## What the task requires
Retype the complete listing exactly as it appears.

++++ Provided records

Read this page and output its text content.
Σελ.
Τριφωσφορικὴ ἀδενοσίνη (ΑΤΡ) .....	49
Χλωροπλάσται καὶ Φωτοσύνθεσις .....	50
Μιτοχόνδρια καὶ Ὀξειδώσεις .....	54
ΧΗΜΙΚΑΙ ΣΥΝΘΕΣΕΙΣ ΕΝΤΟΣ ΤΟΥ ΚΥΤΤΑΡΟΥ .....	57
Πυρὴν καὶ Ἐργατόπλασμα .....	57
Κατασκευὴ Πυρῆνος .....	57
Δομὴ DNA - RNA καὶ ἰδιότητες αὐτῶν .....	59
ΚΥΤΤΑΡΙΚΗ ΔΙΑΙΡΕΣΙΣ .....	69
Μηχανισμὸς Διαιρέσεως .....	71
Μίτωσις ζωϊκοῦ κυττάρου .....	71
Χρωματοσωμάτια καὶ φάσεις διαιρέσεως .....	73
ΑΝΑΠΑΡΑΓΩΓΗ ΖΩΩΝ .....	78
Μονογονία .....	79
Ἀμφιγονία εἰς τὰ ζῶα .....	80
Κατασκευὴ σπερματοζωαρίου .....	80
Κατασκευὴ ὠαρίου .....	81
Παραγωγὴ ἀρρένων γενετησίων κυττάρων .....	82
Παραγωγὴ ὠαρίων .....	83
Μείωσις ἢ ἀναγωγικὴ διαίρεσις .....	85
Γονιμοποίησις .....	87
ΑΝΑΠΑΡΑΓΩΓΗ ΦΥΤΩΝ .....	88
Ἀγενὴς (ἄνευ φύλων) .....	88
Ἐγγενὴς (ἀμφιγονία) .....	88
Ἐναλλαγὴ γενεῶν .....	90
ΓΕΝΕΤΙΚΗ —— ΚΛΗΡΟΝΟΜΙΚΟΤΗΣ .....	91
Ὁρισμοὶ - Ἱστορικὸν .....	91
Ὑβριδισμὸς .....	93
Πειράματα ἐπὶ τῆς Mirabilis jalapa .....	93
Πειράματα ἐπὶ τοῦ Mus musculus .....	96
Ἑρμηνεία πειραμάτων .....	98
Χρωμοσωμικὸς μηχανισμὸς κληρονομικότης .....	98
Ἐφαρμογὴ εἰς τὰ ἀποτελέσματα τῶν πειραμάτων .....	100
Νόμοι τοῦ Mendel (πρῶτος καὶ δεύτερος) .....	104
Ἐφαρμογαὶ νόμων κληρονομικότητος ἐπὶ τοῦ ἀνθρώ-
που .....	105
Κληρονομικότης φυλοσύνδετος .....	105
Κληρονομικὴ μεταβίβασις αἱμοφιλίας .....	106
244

++++++++

## Solved exercise
Read this page and output its text content.
Σελ.
Τριφωσφορικὴ ἀδενοσίνη (ΑΤΡ) .....	49
Χλωροπλάσται καὶ Φωτοσύνθεσις .....	50
Μιτοχόνδρια καὶ Ὀξειδώσεις .....	54
ΧΗΜΙΚΑΙ ΣΥΝΘΕΣΕΙΣ ΕΝΤΟΣ ΤΟΥ ΚΥΤΤΑΡΟΥ .....	57
Πυρὴν καὶ Ἐργατόπλασμα .....	57
Κατασκευὴ Πυρῆνος .....	57
Δομὴ DNA - RNA καὶ ἰδιότητες αὐτῶν .....	59
ΚΥΤΤΑΡΙΚΗ ΔΙΑΙΡΕΣΙΣ .....	69
Μηχανισμὸς Διαιρέσεως .....	71
Μίτωσις ζωϊκοῦ κυττάρου .....	71
Χρωματοσωμάτια καὶ φάσεις διαιρέσεως .....	73
ΑΝΑΠΑΡΑΓΩΓΗ ΖΩΩΝ .....	78
Μονογονία .....	79
Ἀμφιγονία εἰς τὰ ζῶα .....	80
Κατασκευὴ σπερματοζωαρίου .....	80
Κατασκευὴ ὠαρίου .....	81
Παραγωγὴ ἀρρένων γενετησίων κυττάρων .....	82
Παραγωγὴ ὠαρίων .....	83
Μείωσις ἢ ἀναγωγικὴ διαίρεσις .....	85
Γονιμοποίησις .....	87
ΑΝΑΠΑΡΑΓΩΓΗ ΦΥΤΩΝ .....	88
Ἀγενὴς (ἄνευ φύλων) .....	88
Ἐγγενὴς (ἀμφιγονία) .....	88
Ἐναλλαγὴ γενεῶν .....	90
ΓΕΝΕΤΙΚΗ —— ΚΛΗΡΟΝΟΜΙΚΟΤΗΣ .....	91
Ὁρισμοὶ - Ἱστορικὸν .....	91
Ὑβριδισμὸς .....	93
Πειράματα ἐπὶ τῆς Mirabilis jalapa .....	93
Πειράματα ἐπὶ τοῦ Mus musculus .....	96
Ἑρμηνεία πειραμάτων .....	98
Χρωμοσωμικὸς μηχανισμὸς κληρονομικότης .....	98
Ἐφαρμογὴ εἰς τὰ ἀποτελέσματα τῶν πειραμάτων .....	100
Νόμοι τοῦ Mendel (πρῶτος καὶ δεύτερος) .....	104
Ἐφαρμογαὶ νόμων κληρονομικότητος ἐπὶ τοῦ ἀνθρώ-
που .....	105
Κληρονομικότης φυλοσύνδετος .....	105
Κληρονομικὴ μεταβίβασις αἱμοφιλίας .....	106
244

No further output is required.